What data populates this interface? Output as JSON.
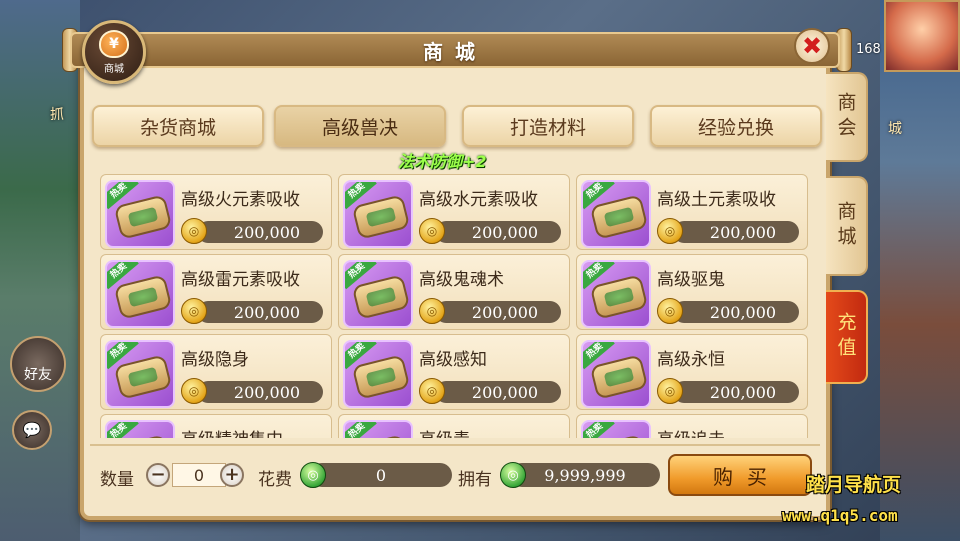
{
  "header": {
    "title": "商城",
    "badge_label": "商城",
    "badge_symbol": "¥",
    "close_symbol": "✖"
  },
  "tabs": [
    {
      "label": "杂货商城",
      "active": false
    },
    {
      "label": "高级兽决",
      "active": true
    },
    {
      "label": "打造材料",
      "active": false
    },
    {
      "label": "经验兑换",
      "active": false
    }
  ],
  "floating_text": "法术防御+2",
  "hot_tag": "热卖",
  "currency_symbol": "◎",
  "items": [
    {
      "name": "高级火元素吸收",
      "price": "200,000"
    },
    {
      "name": "高级水元素吸收",
      "price": "200,000"
    },
    {
      "name": "高级土元素吸收",
      "price": "200,000"
    },
    {
      "name": "高级雷元素吸收",
      "price": "200,000"
    },
    {
      "name": "高级鬼魂术",
      "price": "200,000"
    },
    {
      "name": "高级驱鬼",
      "price": "200,000"
    },
    {
      "name": "高级隐身",
      "price": "200,000"
    },
    {
      "name": "高级感知",
      "price": "200,000"
    },
    {
      "name": "高级永恒",
      "price": "200,000"
    },
    {
      "name": "高级精神集中",
      "price": ""
    },
    {
      "name": "高级毒",
      "price": ""
    },
    {
      "name": "高级追击",
      "price": ""
    }
  ],
  "bottom": {
    "quantity_label": "数量",
    "quantity_value": "0",
    "minus_symbol": "−",
    "plus_symbol": "+",
    "cost_label": "花费",
    "cost_value": "0",
    "own_label": "拥有",
    "own_value": "9,999,999",
    "buy_label": "购买"
  },
  "side_tabs": [
    {
      "label": "商会"
    },
    {
      "label": "商城"
    },
    {
      "label": "充值"
    }
  ],
  "background": {
    "friend_label": "好友",
    "right_text": "城",
    "left_text": "抓",
    "hud_number": "168"
  },
  "watermark": {
    "line1": "踏月导航页",
    "line2": "www.q1q5.com"
  },
  "colors": {
    "panel_bg": "#f4e6c8",
    "title_bar": "#8a6535",
    "price_bar": "#6b5b47",
    "hot_tag": "#3aa840",
    "buy_button": "#f09a2a",
    "recharge_tab": "#c22a10",
    "floating_text": "#9cff4a"
  }
}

━━━━━━━━━━━━━━━━━━━━

> **EXERCISE GOAL**: Using the data above, write out every line exactly, leaving the images behind.

> **ANSWER FOR THIS EXERCISE**:
What data populates this interface? Output as JSON.
{
  "header": {
    "title": "商城",
    "badge_label": "商城",
    "badge_symbol": "¥",
    "close_symbol": "✖"
  },
  "tabs": [
    {
      "label": "杂货商城",
      "active": false
    },
    {
      "label": "高级兽决",
      "active": true
    },
    {
      "label": "打造材料",
      "active": false
    },
    {
      "label": "经验兑换",
      "active": false
    }
  ],
  "floating_text": "法术防御+2",
  "hot_tag": "热卖",
  "currency_symbol": "◎",
  "items": [
    {
      "name": "高级火元素吸收",
      "price": "200,000"
    },
    {
      "name": "高级水元素吸收",
      "price": "200,000"
    },
    {
      "name": "高级土元素吸收",
      "price": "200,000"
    },
    {
      "name": "高级雷元素吸收",
      "price": "200,000"
    },
    {
      "name": "高级鬼魂术",
      "price": "200,000"
    },
    {
      "name": "高级驱鬼",
      "price": "200,000"
    },
    {
      "name": "高级隐身",
      "price": "200,000"
    },
    {
      "name": "高级感知",
      "price": "200,000"
    },
    {
      "name": "高级永恒",
      "price": "200,000"
    },
    {
      "name": "高级精神集中",
      "price": ""
    },
    {
      "name": "高级毒",
      "price": ""
    },
    {
      "name": "高级追击",
      "price": ""
    }
  ],
  "bottom": {
    "quantity_label": "数量",
    "quantity_value": "0",
    "minus_symbol": "−",
    "plus_symbol": "+",
    "cost_label": "花费",
    "cost_value": "0",
    "own_label": "拥有",
    "own_value": "9,999,999",
    "buy_label": "购买"
  },
  "side_tabs": [
    {
      "label": "商会"
    },
    {
      "label": "商城"
    },
    {
      "label": "充值"
    }
  ],
  "background": {
    "friend_label": "好友",
    "right_text": "城",
    "left_text": "抓",
    "hud_number": "168"
  },
  "watermark": {
    "line1": "踏月导航页",
    "line2": "www.q1q5.com"
  },
  "colors": {
    "panel_bg": "#f4e6c8",
    "title_bar": "#8a6535",
    "price_bar": "#6b5b47",
    "hot_tag": "#3aa840",
    "buy_button": "#f09a2a",
    "recharge_tab": "#c22a10",
    "floating_text": "#9cff4a"
  }
}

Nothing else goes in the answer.